▸ EXTRACTED INFORMATION
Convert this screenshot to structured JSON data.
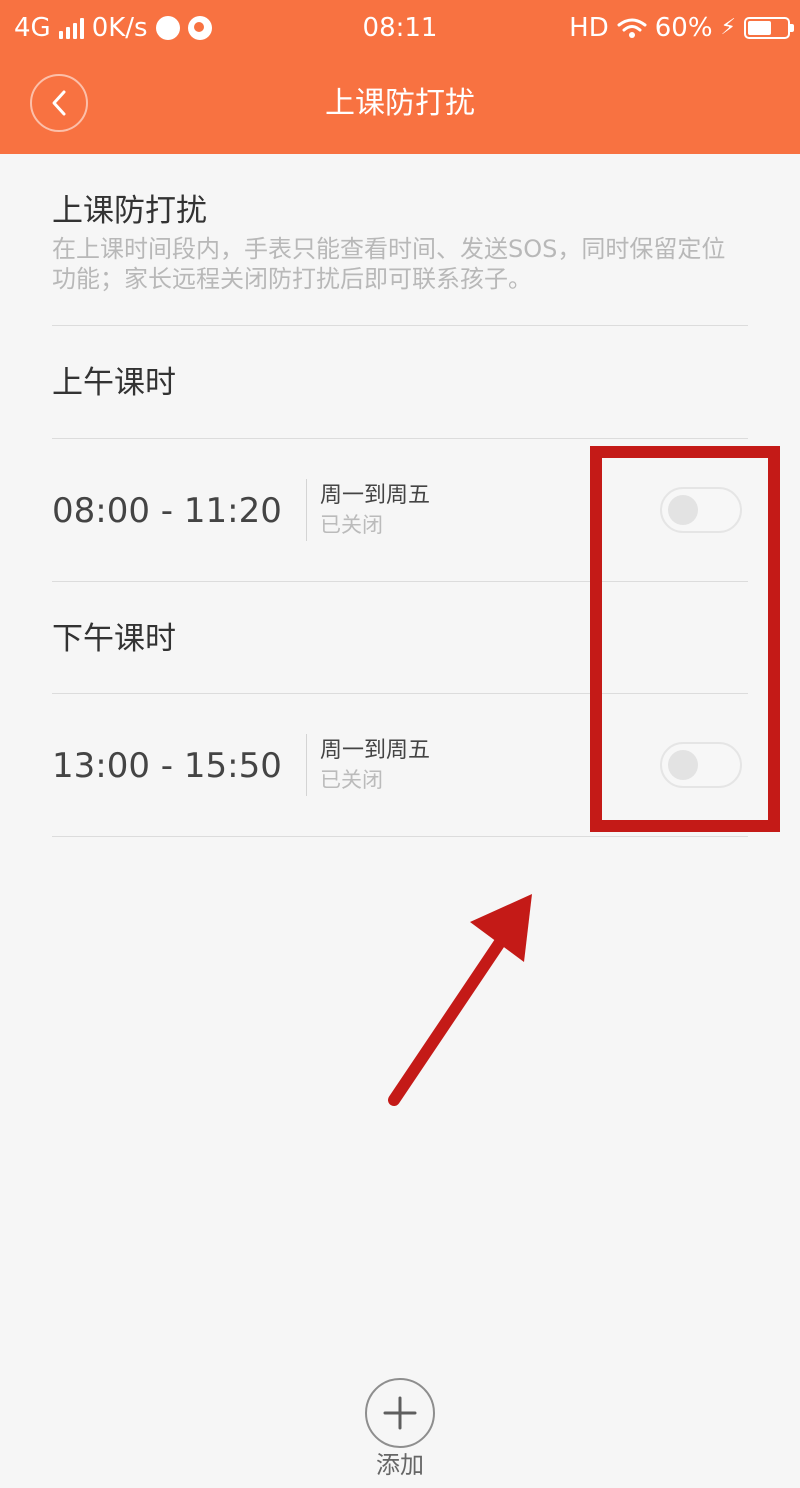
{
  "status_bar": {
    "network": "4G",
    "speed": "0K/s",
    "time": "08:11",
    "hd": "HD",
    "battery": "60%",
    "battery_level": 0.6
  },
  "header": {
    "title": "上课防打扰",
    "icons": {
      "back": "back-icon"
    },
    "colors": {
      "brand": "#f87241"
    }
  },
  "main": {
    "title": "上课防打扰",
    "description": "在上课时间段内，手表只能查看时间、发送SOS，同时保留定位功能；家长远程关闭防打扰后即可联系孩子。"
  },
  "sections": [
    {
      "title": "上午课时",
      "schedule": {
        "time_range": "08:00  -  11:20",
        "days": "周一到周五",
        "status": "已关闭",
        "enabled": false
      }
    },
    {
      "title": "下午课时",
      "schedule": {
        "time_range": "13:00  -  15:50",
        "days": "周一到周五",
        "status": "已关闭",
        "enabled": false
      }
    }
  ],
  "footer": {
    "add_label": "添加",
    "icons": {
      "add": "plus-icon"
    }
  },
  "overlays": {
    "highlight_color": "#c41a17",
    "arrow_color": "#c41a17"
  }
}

==

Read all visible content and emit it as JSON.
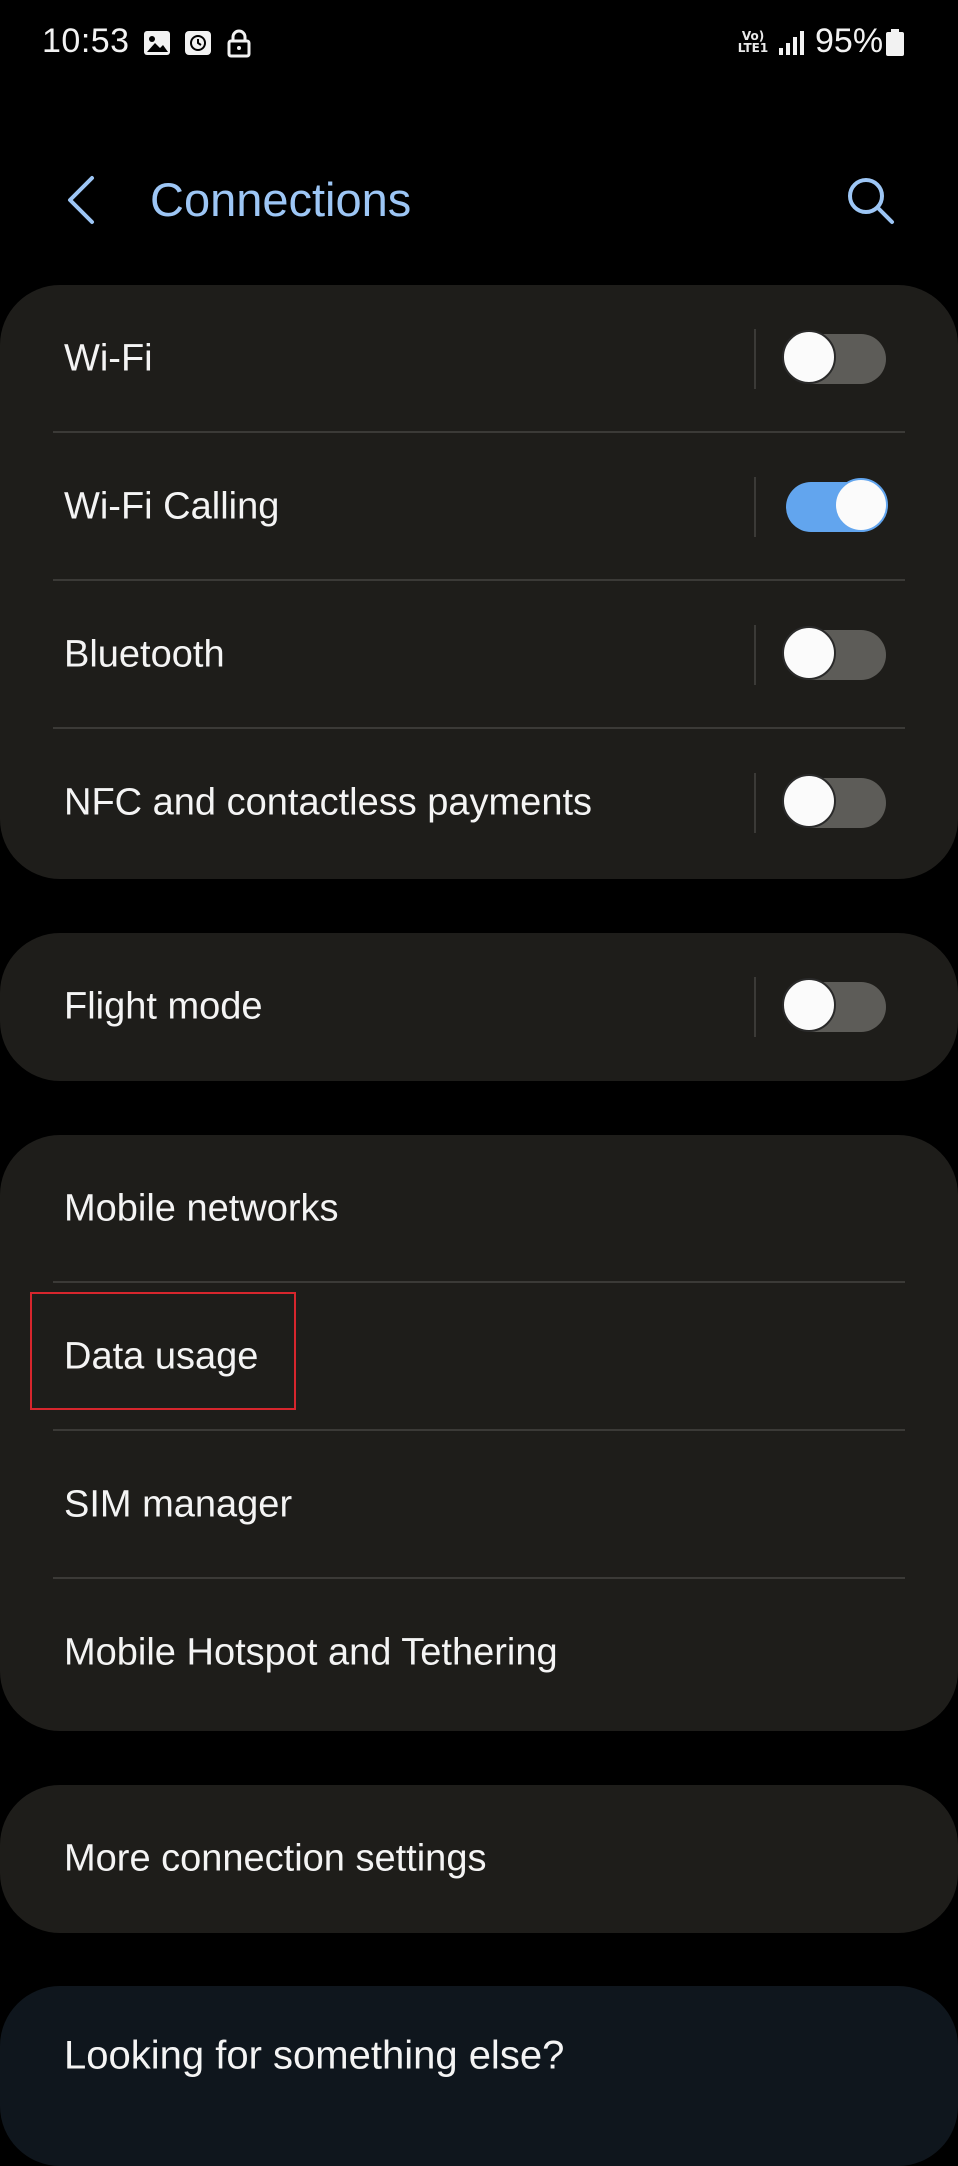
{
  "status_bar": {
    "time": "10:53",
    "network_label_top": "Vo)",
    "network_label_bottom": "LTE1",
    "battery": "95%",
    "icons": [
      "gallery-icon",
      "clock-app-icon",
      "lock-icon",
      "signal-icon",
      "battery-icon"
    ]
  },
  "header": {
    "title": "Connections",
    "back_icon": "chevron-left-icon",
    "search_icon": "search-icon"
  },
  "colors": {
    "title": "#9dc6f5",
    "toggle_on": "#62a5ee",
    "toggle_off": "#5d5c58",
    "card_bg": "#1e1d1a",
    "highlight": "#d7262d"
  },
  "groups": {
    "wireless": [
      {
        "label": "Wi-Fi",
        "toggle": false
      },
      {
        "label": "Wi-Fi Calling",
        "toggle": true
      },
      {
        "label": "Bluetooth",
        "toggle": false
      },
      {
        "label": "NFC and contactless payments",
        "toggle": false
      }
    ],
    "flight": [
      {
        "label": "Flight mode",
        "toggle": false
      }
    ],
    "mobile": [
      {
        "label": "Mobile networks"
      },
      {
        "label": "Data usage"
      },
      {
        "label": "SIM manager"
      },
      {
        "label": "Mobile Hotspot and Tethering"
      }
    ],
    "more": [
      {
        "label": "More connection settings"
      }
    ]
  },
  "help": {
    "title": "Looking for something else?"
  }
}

▸ WHAT YOU HAVE TO DO
Copy out every line of the listing that contains the string "title".

▸ FINISHED ANSWER
    "title": "上课防打扰",
    "title": "上课防打扰",
      "title": "上午课时",
      "title": "下午课时",
    "title": "Connections",
    "title": "#9dc6f5",
    "title": "Looking for something else?"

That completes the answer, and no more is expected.